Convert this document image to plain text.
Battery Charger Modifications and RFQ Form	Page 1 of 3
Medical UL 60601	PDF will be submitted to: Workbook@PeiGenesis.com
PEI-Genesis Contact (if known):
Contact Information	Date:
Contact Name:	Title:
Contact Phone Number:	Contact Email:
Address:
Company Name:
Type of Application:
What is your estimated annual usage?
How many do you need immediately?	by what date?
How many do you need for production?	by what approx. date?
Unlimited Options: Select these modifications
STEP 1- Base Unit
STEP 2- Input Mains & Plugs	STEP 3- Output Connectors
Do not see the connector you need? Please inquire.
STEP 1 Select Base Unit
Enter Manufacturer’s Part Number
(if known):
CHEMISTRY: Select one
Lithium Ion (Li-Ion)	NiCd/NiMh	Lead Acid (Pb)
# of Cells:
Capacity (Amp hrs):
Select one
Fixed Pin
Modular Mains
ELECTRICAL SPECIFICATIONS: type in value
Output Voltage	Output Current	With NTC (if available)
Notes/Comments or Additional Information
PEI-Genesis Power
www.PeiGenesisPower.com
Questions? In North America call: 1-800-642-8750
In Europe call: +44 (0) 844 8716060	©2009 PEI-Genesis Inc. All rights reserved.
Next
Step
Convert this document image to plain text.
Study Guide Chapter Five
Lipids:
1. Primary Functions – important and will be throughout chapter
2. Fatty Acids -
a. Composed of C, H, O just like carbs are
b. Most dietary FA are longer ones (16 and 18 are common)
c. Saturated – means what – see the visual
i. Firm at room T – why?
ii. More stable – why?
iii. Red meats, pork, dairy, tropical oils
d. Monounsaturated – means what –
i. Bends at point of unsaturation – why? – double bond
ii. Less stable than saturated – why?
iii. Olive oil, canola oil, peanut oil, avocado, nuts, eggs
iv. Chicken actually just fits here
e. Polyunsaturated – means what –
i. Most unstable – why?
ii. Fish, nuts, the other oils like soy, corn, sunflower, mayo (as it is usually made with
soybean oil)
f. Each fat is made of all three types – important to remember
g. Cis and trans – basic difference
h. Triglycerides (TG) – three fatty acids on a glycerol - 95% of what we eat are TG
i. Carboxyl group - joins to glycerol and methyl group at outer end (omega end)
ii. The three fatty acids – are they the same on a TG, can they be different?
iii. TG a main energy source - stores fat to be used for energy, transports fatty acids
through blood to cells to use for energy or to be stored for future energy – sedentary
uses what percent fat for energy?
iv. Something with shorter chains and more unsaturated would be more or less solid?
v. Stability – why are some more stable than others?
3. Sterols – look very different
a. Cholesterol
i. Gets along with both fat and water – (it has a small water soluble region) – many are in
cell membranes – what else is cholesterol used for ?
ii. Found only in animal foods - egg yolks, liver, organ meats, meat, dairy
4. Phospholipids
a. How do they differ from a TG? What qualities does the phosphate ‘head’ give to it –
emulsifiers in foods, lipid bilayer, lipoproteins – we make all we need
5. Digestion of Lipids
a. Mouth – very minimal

§

Activity: Please show each line in the records above that contains "made".

Solution:
ii. Fish, nuts, the other oils like soy, corn, sunflower, mayo (as it is usually made with
f. Each fat is made of all three types – important to remember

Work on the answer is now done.